#### SHORT EXERCISE:
Take every line where the string "ADAYLARI" appears and copy it.

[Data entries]
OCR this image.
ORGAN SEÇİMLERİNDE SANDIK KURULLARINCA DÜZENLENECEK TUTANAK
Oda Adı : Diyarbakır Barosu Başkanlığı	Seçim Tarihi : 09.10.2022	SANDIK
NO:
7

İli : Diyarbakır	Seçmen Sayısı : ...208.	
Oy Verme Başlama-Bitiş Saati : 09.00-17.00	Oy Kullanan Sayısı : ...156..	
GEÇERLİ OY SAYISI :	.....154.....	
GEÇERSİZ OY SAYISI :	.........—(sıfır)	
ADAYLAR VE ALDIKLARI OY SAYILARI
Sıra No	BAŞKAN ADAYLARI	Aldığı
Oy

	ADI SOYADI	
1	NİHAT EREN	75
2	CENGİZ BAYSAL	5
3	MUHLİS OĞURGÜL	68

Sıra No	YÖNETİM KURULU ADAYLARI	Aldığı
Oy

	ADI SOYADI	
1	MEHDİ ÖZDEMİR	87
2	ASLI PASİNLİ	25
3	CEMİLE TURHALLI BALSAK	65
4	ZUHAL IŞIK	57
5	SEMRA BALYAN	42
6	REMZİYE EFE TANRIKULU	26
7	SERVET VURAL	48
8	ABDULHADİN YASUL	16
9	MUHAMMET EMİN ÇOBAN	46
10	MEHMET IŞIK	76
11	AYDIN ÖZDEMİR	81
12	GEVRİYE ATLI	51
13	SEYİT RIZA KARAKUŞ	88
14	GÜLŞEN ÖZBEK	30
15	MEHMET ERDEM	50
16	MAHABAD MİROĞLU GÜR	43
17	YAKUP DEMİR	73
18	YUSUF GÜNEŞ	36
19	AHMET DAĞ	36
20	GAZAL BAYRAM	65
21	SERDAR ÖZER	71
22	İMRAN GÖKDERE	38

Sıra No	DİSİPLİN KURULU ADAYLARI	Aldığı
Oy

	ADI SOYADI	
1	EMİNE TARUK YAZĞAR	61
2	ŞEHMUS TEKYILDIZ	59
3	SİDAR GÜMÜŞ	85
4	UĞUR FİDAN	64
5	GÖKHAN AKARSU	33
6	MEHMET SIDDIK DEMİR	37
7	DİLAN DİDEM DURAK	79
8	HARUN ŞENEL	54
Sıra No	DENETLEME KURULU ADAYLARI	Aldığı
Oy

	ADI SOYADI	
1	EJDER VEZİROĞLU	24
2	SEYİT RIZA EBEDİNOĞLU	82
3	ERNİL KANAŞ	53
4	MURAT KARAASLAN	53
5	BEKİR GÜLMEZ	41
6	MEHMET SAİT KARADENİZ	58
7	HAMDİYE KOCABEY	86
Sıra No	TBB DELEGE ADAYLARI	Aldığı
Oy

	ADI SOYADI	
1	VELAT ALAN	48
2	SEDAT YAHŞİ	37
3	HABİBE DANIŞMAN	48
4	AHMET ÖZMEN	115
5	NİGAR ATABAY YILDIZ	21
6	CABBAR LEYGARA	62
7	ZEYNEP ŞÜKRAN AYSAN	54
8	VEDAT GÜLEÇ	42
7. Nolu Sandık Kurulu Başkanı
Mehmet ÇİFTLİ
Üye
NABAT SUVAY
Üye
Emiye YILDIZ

#### EXERCISE OUTPUT:
Sıra No	BAŞKAN ADAYLARI	Aldığı
Sıra No	YÖNETİM KURULU ADAYLARI	Aldığı
Sıra No	DİSİPLİN KURULU ADAYLARI	Aldığı
Sıra No	DENETLEME KURULU ADAYLARI	Aldığı
Sıra No	TBB DELEGE ADAYLARI	Aldığı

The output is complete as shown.